* _Objective_
All the data must come back unchanged, except that pictures are left out.

######

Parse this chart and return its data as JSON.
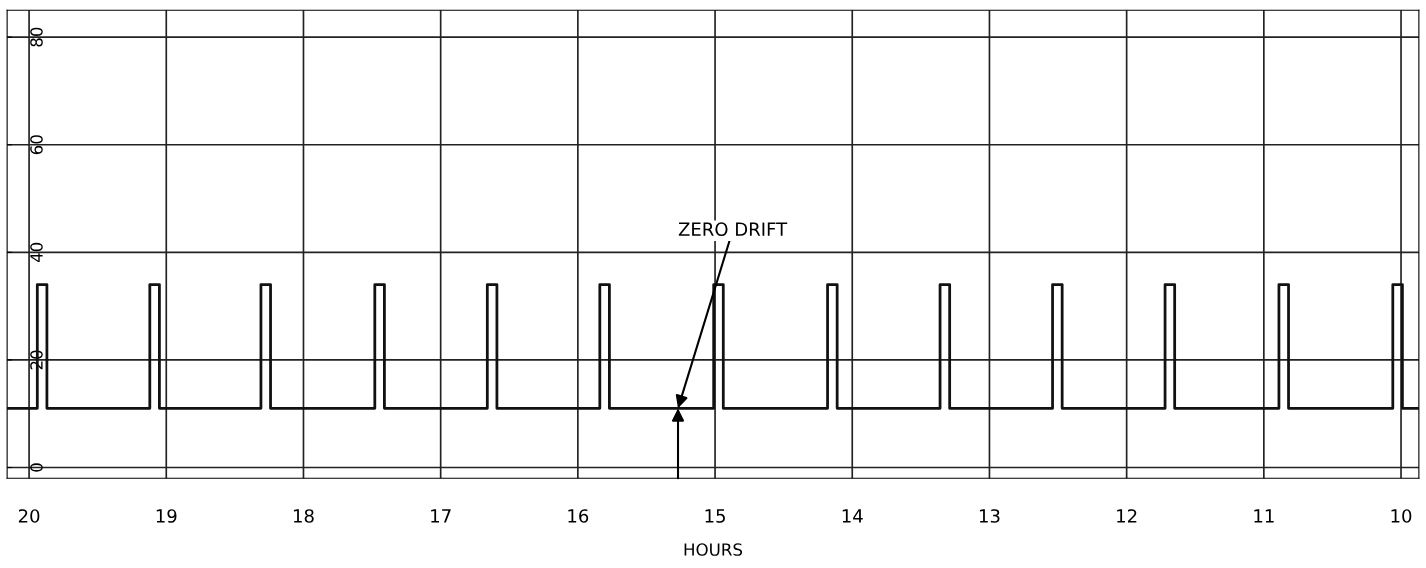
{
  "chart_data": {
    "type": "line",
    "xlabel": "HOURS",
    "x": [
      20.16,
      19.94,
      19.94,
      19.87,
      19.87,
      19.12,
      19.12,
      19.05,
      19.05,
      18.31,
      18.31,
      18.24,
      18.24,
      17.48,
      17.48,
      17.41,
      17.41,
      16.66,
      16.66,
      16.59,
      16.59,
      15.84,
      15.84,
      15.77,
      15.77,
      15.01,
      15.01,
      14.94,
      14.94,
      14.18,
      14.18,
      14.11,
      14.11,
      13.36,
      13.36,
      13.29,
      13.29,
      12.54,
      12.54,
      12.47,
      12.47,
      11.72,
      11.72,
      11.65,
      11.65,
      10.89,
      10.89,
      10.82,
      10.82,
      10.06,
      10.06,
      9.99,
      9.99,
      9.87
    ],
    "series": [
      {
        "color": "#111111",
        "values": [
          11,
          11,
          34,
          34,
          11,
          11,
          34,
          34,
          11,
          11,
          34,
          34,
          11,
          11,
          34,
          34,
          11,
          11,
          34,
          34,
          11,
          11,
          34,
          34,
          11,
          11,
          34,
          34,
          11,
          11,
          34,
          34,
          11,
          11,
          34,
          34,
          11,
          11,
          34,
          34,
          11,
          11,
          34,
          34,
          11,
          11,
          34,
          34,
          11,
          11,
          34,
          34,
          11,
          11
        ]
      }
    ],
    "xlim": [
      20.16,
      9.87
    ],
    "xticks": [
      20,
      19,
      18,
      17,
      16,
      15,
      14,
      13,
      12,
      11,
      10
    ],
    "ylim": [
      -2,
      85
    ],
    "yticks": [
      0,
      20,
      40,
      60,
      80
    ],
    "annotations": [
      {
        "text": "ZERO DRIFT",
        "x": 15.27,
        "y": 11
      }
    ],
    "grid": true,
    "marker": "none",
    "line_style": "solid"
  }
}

######

* _Result of the task_
Parse this chart and return its data as JSON.
{
  "chart_data": {
    "type": "line",
    "xlabel": "HOURS",
    "x": [
      20.16,
      19.94,
      19.94,
      19.87,
      19.87,
      19.12,
      19.12,
      19.05,
      19.05,
      18.31,
      18.31,
      18.24,
      18.24,
      17.48,
      17.48,
      17.41,
      17.41,
      16.66,
      16.66,
      16.59,
      16.59,
      15.84,
      15.84,
      15.77,
      15.77,
      15.01,
      15.01,
      14.94,
      14.94,
      14.18,
      14.18,
      14.11,
      14.11,
      13.36,
      13.36,
      13.29,
      13.29,
      12.54,
      12.54,
      12.47,
      12.47,
      11.72,
      11.72,
      11.65,
      11.65,
      10.89,
      10.89,
      10.82,
      10.82,
      10.06,
      10.06,
      9.99,
      9.99,
      9.87
    ],
    "series": [
      {
        "color": "#111111",
        "values": [
          11,
          11,
          34,
          34,
          11,
          11,
          34,
          34,
          11,
          11,
          34,
          34,
          11,
          11,
          34,
          34,
          11,
          11,
          34,
          34,
          11,
          11,
          34,
          34,
          11,
          11,
          34,
          34,
          11,
          11,
          34,
          34,
          11,
          11,
          34,
          34,
          11,
          11,
          34,
          34,
          11,
          11,
          34,
          34,
          11,
          11,
          34,
          34,
          11,
          11,
          34,
          34,
          11,
          11
        ]
      }
    ],
    "xlim": [
      20.16,
      9.87
    ],
    "xticks": [
      20,
      19,
      18,
      17,
      16,
      15,
      14,
      13,
      12,
      11,
      10
    ],
    "ylim": [
      -2,
      85
    ],
    "yticks": [
      0,
      20,
      40,
      60,
      80
    ],
    "annotations": [
      {
        "text": "ZERO DRIFT",
        "x": 15.27,
        "y": 11
      }
    ],
    "grid": true,
    "marker": "none",
    "line_style": "solid"
  }
}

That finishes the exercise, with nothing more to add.